- What is asked
Wherever the string "ACLs" occurs in a line of these records, report that line.

Start of Supplied material

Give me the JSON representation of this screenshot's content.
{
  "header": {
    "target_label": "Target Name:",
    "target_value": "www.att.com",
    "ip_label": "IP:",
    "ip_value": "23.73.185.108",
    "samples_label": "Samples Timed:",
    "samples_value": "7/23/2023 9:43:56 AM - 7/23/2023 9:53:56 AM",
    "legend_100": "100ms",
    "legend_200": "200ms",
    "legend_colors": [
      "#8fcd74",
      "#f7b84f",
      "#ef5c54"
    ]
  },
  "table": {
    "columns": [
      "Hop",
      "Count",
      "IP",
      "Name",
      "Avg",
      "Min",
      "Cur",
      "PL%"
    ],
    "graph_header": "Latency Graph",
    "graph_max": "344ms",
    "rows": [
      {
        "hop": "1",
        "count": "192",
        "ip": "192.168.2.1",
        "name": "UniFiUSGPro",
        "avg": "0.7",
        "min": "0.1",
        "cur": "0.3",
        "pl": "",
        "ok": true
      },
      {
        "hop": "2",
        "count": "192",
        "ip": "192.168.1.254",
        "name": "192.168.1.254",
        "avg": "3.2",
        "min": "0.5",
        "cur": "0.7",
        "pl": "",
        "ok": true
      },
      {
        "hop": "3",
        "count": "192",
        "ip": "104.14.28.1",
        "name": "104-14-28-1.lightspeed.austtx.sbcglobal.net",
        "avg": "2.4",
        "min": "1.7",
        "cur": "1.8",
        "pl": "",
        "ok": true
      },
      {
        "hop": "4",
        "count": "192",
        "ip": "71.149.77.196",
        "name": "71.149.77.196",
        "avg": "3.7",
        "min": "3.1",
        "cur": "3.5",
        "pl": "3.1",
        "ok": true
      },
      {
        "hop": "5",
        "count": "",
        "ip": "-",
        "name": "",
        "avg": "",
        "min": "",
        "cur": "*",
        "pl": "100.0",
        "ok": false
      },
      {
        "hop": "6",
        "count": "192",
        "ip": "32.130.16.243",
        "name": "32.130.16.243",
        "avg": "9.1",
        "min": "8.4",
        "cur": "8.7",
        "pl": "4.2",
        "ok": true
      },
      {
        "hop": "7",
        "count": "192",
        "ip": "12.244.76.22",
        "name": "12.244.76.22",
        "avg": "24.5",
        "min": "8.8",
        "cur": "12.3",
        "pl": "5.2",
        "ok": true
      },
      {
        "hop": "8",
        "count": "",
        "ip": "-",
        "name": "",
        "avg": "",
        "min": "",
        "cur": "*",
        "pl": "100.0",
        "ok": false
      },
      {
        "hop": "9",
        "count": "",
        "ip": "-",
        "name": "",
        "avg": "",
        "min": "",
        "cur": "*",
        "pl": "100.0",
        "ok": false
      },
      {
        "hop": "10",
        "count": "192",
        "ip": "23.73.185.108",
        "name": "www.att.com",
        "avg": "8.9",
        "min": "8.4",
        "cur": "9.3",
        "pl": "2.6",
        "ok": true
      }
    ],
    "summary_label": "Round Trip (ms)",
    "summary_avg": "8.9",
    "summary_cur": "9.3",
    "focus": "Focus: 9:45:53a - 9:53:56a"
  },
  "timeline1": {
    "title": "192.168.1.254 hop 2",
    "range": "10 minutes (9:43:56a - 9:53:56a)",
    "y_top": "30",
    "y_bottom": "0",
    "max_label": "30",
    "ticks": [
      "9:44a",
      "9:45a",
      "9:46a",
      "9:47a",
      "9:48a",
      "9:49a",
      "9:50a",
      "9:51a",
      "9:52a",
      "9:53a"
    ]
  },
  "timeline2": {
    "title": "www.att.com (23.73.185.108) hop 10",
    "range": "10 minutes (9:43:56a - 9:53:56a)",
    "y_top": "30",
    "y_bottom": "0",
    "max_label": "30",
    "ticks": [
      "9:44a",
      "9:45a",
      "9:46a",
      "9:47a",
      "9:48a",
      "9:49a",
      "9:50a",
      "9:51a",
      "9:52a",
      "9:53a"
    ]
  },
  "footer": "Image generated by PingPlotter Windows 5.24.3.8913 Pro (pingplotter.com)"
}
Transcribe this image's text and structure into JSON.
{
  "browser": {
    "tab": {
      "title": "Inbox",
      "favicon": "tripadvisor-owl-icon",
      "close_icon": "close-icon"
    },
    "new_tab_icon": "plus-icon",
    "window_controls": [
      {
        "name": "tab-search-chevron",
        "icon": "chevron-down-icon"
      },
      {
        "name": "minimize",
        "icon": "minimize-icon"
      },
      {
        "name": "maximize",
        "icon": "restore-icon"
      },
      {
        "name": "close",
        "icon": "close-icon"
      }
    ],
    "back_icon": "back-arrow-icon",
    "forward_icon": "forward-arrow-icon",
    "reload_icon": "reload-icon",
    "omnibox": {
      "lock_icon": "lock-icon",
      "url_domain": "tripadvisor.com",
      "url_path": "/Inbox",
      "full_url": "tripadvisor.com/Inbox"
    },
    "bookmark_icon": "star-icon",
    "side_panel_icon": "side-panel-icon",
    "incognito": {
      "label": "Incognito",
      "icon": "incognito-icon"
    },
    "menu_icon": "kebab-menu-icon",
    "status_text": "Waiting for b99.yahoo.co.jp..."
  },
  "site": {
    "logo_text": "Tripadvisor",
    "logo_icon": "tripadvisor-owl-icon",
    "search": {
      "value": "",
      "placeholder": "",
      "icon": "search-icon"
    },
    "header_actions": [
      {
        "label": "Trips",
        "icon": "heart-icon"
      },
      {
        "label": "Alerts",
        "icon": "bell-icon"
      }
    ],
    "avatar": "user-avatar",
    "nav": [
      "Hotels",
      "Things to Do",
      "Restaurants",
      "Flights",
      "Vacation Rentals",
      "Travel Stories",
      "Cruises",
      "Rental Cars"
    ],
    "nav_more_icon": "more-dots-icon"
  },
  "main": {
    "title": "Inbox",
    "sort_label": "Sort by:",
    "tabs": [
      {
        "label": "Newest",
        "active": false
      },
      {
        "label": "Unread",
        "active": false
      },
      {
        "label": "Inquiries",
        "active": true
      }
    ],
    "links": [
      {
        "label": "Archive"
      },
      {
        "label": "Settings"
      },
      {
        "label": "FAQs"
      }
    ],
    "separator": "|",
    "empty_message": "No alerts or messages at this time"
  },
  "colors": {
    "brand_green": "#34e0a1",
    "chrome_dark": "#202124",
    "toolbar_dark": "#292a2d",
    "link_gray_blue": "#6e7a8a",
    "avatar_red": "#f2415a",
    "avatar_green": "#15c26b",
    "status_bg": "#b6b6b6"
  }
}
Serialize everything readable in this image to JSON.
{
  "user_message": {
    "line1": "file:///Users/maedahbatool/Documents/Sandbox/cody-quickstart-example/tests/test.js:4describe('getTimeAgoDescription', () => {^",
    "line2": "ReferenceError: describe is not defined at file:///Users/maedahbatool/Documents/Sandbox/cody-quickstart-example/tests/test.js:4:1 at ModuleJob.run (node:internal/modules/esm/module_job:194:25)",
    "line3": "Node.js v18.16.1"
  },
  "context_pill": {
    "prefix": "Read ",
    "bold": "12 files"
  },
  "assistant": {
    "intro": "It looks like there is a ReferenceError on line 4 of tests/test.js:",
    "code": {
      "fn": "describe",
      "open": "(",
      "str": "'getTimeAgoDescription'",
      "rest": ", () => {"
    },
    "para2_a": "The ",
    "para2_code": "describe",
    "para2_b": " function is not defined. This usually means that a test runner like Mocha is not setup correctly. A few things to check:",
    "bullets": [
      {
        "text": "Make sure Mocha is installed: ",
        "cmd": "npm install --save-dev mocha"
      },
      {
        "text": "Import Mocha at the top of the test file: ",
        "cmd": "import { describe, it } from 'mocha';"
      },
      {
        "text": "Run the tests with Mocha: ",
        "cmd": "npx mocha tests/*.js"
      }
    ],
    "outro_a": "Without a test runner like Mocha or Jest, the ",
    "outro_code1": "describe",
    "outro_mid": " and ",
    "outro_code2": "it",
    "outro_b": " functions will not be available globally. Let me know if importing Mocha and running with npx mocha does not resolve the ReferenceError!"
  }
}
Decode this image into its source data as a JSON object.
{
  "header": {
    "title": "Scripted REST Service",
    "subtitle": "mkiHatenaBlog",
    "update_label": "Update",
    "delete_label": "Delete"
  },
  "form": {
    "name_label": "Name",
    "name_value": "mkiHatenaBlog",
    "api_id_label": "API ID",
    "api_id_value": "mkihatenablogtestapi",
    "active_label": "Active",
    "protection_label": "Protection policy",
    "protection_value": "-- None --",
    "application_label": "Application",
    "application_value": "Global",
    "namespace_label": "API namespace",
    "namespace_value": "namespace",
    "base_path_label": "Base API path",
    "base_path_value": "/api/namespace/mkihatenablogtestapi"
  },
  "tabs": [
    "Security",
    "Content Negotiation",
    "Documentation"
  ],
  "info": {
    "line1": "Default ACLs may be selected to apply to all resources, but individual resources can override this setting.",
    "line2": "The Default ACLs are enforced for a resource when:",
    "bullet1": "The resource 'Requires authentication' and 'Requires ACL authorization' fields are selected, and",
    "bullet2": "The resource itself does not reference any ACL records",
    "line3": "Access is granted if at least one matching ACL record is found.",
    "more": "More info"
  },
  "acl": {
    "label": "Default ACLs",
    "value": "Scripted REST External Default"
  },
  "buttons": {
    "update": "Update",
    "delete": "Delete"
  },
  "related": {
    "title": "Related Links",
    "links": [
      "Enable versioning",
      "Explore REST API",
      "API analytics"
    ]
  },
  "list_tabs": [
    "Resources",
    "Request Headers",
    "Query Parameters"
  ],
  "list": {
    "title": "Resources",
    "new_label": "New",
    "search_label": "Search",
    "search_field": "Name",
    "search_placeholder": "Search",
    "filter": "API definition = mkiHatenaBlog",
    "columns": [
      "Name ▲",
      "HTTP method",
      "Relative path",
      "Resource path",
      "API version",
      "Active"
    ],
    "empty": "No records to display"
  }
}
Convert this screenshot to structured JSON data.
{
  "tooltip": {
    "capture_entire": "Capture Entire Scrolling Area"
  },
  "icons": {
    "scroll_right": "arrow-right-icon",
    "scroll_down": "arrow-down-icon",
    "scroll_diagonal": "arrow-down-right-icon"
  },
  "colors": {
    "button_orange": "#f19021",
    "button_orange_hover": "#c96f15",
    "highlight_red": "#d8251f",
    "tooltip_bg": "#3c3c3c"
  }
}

End of Supplied material

- Written reply
    "line1": "Default ACLs may be selected to apply to all resources, but individual resources can override this setting.",
    "line2": "The Default ACLs are enforced for a resource when:",
    "label": "Default ACLs",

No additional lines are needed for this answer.